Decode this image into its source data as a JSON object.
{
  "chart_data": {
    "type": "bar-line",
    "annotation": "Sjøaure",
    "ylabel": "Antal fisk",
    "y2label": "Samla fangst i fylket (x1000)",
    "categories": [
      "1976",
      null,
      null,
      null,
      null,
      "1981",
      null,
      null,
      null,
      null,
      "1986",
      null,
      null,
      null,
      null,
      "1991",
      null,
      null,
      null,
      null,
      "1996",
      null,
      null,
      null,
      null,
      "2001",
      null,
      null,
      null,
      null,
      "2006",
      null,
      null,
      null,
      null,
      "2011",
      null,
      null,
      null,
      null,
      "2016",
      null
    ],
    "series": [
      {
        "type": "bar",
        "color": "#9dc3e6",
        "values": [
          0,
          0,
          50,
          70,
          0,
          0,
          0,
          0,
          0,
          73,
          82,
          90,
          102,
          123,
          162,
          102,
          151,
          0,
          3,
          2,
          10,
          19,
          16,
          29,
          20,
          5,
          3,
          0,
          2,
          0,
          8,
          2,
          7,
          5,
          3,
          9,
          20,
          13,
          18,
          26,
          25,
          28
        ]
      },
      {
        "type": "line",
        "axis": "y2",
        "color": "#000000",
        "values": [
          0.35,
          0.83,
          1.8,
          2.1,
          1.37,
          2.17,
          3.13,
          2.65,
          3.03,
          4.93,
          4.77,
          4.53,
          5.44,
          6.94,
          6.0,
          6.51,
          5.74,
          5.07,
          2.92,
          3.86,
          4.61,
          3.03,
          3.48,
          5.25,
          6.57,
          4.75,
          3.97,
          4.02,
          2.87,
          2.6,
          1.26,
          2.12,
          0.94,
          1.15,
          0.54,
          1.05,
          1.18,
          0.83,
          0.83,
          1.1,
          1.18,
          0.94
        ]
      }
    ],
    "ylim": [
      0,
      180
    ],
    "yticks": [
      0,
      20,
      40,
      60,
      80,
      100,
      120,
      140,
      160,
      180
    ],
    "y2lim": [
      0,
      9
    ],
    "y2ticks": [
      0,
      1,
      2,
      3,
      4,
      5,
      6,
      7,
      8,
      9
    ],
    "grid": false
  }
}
---*---
▶ [Your goal] Copy every line of the records word for word.

▶ [Solved problem]
Decode this image into its source data as a JSON object.
{
  "chart_data": {
    "type": "bar-line",
    "annotation": "Sjøaure",
    "ylabel": "Antal fisk",
    "y2label": "Samla fangst i fylket (x1000)",
    "categories": [
      "1976",
      null,
      null,
      null,
      null,
      "1981",
      null,
      null,
      null,
      null,
      "1986",
      null,
      null,
      null,
      null,
      "1991",
      null,
      null,
      null,
      null,
      "1996",
      null,
      null,
      null,
      null,
      "2001",
      null,
      null,
      null,
      null,
      "2006",
      null,
      null,
      null,
      null,
      "2011",
      null,
      null,
      null,
      null,
      "2016",
      null
    ],
    "series": [
      {
        "type": "bar",
        "color": "#9dc3e6",
        "values": [
          0,
          0,
          50,
          70,
          0,
          0,
          0,
          0,
          0,
          73,
          82,
          90,
          102,
          123,
          162,
          102,
          151,
          0,
          3,
          2,
          10,
          19,
          16,
          29,
          20,
          5,
          3,
          0,
          2,
          0,
          8,
          2,
          7,
          5,
          3,
          9,
          20,
          13,
          18,
          26,
          25,
          28
        ]
      },
      {
        "type": "line",
        "axis": "y2",
        "color": "#000000",
        "values": [
          0.35,
          0.83,
          1.8,
          2.1,
          1.37,
          2.17,
          3.13,
          2.65,
          3.03,
          4.93,
          4.77,
          4.53,
          5.44,
          6.94,
          6.0,
          6.51,
          5.74,
          5.07,
          2.92,
          3.86,
          4.61,
          3.03,
          3.48,
          5.25,
          6.57,
          4.75,
          3.97,
          4.02,
          2.87,
          2.6,
          1.26,
          2.12,
          0.94,
          1.15,
          0.54,
          1.05,
          1.18,
          0.83,
          0.83,
          1.1,
          1.18,
          0.94
        ]
      }
    ],
    "ylim": [
      0,
      180
    ],
    "yticks": [
      0,
      20,
      40,
      60,
      80,
      100,
      120,
      140,
      160,
      180
    ],
    "y2lim": [
      0,
      9
    ],
    "y2ticks": [
      0,
      1,
      2,
      3,
      4,
      5,
      6,
      7,
      8,
      9
    ],
    "grid": false
  }
}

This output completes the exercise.